▸ PASSAGE:
I’m feeling really overwhelmed financially, and being trapped in the house with endless days of rain doesn’t help me manage my stress.
My financial stress comes from the fact that I don’t have enough in my SSDI allowance to live on, and to afford the crafting materials to keep busy when trapped inside the house for days on end. If I’m indoors, though, that also means that I’m juggling my need to heat this tin can of a home, and stay awake when COPD wants me to just sleep and sleep and sleep.
My financial stress also comes from the fact that I can see where my employer is gambling that they won’t have to pay my matching salary benefits (as promised in the employee handbook, and as paid gor through my labors and my insurance payments while working there for 4+ years).
As someone who was born with birth defects and who managed to both survive and take care of myself while wotking for 42 years, it’s especially bothersome to be smart enough to be able to read and adapt to my changing circumstances, while also seeing where the man is sticking it to me.

▸ COLLECTED DATA:
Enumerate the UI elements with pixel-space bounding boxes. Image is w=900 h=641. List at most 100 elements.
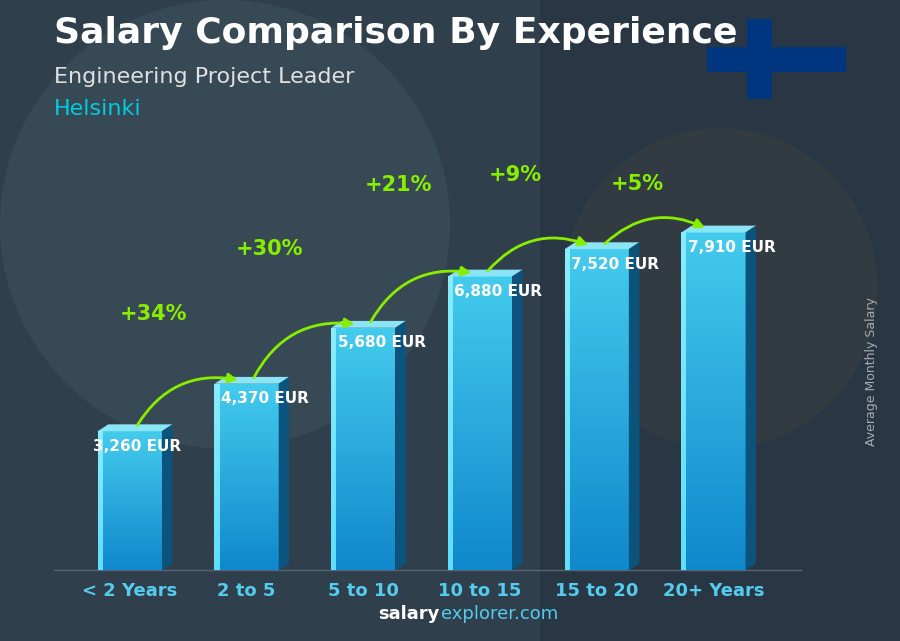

▸ WHAT THIS TASK INVOLVES:
From the piece on financial stress, write out word for word the part that starts with the words "My financial stress comes" and ends with "for 4+ years).".

▸ SOLUTION TO THIS EXERCISE:
My financial stress comes from the fact that I don’t have enough in my SSDI allowance to live on, and to afford the crafting materials to keep busy when trapped inside the house for days on end. If I’m indoors, though, that also means that I’m juggling my need to heat this tin can of a home, and stay awake when COPD wants me to just sleep and sleep and sleep.
My financial stress also comes from the fact that I can see where my employer is gambling that they won’t have to pay my matching salary benefits (as promised in the employee handbook, and as paid gor through my labors and my insurance payments while working there for 4+ years).